Stored rows:
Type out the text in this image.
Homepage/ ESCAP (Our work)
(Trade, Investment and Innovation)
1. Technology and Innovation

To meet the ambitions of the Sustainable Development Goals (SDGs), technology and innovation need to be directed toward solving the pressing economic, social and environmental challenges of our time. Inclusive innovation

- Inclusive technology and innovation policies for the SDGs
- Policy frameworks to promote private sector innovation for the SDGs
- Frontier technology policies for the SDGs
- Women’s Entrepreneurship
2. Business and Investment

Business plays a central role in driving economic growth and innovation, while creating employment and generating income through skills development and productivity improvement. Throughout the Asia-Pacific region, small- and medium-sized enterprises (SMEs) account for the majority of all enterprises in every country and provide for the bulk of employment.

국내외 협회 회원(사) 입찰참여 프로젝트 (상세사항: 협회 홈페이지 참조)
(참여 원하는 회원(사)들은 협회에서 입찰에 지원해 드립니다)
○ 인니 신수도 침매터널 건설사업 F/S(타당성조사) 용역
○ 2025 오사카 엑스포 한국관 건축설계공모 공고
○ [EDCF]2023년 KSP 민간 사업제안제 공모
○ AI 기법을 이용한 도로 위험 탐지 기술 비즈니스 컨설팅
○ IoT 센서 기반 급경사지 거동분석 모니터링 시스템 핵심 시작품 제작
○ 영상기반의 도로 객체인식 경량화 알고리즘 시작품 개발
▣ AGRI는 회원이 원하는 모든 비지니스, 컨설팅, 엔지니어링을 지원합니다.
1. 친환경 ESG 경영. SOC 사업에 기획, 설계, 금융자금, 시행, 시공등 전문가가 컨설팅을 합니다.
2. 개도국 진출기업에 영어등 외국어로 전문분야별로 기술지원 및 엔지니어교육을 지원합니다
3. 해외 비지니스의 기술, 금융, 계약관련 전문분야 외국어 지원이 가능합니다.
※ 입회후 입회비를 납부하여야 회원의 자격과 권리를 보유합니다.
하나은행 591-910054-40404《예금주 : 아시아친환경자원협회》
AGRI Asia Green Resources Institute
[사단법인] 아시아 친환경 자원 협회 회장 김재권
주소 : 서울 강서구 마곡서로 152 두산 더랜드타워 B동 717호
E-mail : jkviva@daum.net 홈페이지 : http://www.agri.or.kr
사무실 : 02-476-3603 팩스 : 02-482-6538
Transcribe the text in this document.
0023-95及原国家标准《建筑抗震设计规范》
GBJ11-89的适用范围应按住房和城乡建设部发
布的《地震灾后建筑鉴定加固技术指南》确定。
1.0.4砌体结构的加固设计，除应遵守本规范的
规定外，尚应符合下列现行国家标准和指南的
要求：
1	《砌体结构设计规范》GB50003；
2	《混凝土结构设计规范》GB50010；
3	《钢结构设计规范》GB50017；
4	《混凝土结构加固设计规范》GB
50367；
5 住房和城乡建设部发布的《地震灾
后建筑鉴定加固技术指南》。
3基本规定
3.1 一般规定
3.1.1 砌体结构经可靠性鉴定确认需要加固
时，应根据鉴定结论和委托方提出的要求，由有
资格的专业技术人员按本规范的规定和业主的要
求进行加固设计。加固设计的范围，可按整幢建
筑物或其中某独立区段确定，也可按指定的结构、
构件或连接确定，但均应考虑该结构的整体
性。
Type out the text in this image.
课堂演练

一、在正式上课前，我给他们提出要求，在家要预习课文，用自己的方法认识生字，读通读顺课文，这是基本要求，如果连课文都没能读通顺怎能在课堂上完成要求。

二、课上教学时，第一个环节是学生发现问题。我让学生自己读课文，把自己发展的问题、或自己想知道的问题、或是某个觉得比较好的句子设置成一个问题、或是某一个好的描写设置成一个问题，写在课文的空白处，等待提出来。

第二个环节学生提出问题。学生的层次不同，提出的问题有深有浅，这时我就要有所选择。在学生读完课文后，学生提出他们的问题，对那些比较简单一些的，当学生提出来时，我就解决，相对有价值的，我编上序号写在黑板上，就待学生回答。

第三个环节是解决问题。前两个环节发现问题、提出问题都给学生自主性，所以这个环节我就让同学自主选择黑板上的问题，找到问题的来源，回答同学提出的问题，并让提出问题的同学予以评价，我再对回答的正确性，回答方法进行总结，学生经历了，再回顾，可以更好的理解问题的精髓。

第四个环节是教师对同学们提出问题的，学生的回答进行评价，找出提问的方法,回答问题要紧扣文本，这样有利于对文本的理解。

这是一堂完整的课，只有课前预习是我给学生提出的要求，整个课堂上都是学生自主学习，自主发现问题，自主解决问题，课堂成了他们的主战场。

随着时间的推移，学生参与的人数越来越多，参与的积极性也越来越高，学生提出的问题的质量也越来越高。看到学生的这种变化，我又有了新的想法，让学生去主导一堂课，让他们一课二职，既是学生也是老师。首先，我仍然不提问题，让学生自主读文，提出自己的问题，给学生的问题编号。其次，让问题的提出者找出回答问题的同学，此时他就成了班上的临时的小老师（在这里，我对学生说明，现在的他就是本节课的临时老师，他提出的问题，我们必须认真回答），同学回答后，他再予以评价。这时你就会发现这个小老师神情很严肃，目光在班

Task to complete: Transcribe the data. Leave every line exactly as it is.

Result of the exercise:
Type out the text in this image.
Homepage/ ESCAP (Our work)
(Trade, Investment and Innovation)
1. Technology and Innovation

To meet the ambitions of the Sustainable Development Goals (SDGs), technology and innovation need to be directed toward solving the pressing economic, social and environmental challenges of our time. Inclusive innovation

- Inclusive technology and innovation policies for the SDGs
- Policy frameworks to promote private sector innovation for the SDGs
- Frontier technology policies for the SDGs
- Women’s Entrepreneurship
2. Business and Investment

Business plays a central role in driving economic growth and innovation, while creating employment and generating income through skills development and productivity improvement. Throughout the Asia-Pacific region, small- and medium-sized enterprises (SMEs) account for the majority of all enterprises in every country and provide for the bulk of employment.

국내외 협회 회원(사) 입찰참여 프로젝트 (상세사항: 협회 홈페이지 참조)
(참여 원하는 회원(사)들은 협회에서 입찰에 지원해 드립니다)
○ 인니 신수도 침매터널 건설사업 F/S(타당성조사) 용역
○ 2025 오사카 엑스포 한국관 건축설계공모 공고
○ [EDCF]2023년 KSP 민간 사업제안제 공모
○ AI 기법을 이용한 도로 위험 탐지 기술 비즈니스 컨설팅
○ IoT 센서 기반 급경사지 거동분석 모니터링 시스템 핵심 시작품 제작
○ 영상기반의 도로 객체인식 경량화 알고리즘 시작품 개발
▣ AGRI는 회원이 원하는 모든 비지니스, 컨설팅, 엔지니어링을 지원합니다.
1. 친환경 ESG 경영. SOC 사업에 기획, 설계, 금융자금, 시행, 시공등 전문가가 컨설팅을 합니다.
2. 개도국 진출기업에 영어등 외국어로 전문분야별로 기술지원 및 엔지니어교육을 지원합니다
3. 해외 비지니스의 기술, 금융, 계약관련 전문분야 외국어 지원이 가능합니다.
※ 입회후 입회비를 납부하여야 회원의 자격과 권리를 보유합니다.
하나은행 591-910054-40404《예금주 : 아시아친환경자원협회》
AGRI Asia Green Resources Institute
[사단법인] 아시아 친환경 자원 협회 회장 김재권
주소 : 서울 강서구 마곡서로 152 두산 더랜드타워 B동 717호
E-mail : jkviva@daum.net 홈페이지 : http://www.agri.or.kr
사무실 : 02-476-3603 팩스 : 02-482-6538
Transcribe the text in this document.
0023-95及原国家标准《建筑抗震设计规范》
GBJ11-89的适用范围应按住房和城乡建设部发
布的《地震灾后建筑鉴定加固技术指南》确定。
1.0.4砌体结构的加固设计，除应遵守本规范的
规定外，尚应符合下列现行国家标准和指南的
要求：
1	《砌体结构设计规范》GB50003；
2	《混凝土结构设计规范》GB50010；
3	《钢结构设计规范》GB50017；
4	《混凝土结构加固设计规范》GB
50367；
5 住房和城乡建设部发布的《地震灾
后建筑鉴定加固技术指南》。
3基本规定
3.1 一般规定
3.1.1 砌体结构经可靠性鉴定确认需要加固
时，应根据鉴定结论和委托方提出的要求，由有
资格的专业技术人员按本规范的规定和业主的要
求进行加固设计。加固设计的范围，可按整幢建
筑物或其中某独立区段确定，也可按指定的结构、
构件或连接确定，但均应考虑该结构的整体
性。
Type out the text in this image.
课堂演练

一、在正式上课前，我给他们提出要求，在家要预习课文，用自己的方法认识生字，读通读顺课文，这是基本要求，如果连课文都没能读通顺怎能在课堂上完成要求。

二、课上教学时，第一个环节是学生发现问题。我让学生自己读课文，把自己发展的问题、或自己想知道的问题、或是某个觉得比较好的句子设置成一个问题、或是某一个好的描写设置成一个问题，写在课文的空白处，等待提出来。

第二个环节学生提出问题。学生的层次不同，提出的问题有深有浅，这时我就要有所选择。在学生读完课文后，学生提出他们的问题，对那些比较简单一些的，当学生提出来时，我就解决，相对有价值的，我编上序号写在黑板上，就待学生回答。

第三个环节是解决问题。前两个环节发现问题、提出问题都给学生自主性，所以这个环节我就让同学自主选择黑板上的问题，找到问题的来源，回答同学提出的问题，并让提出问题的同学予以评价，我再对回答的正确性，回答方法进行总结，学生经历了，再回顾，可以更好的理解问题的精髓。

第四个环节是教师对同学们提出问题的，学生的回答进行评价，找出提问的方法,回答问题要紧扣文本，这样有利于对文本的理解。

这是一堂完整的课，只有课前预习是我给学生提出的要求，整个课堂上都是学生自主学习，自主发现问题，自主解决问题，课堂成了他们的主战场。

随着时间的推移，学生参与的人数越来越多，参与的积极性也越来越高，学生提出的问题的质量也越来越高。看到学生的这种变化，我又有了新的想法，让学生去主导一堂课，让他们一课二职，既是学生也是老师。首先，我仍然不提问题，让学生自主读文，提出自己的问题，给学生的问题编号。其次，让问题的提出者找出回答问题的同学，此时他就成了班上的临时的小老师（在这里，我对学生说明，现在的他就是本节课的临时老师，他提出的问题，我们必须认真回答），同学回答后，他再予以评价。这时你就会发现这个小老师神情很严肃，目光在班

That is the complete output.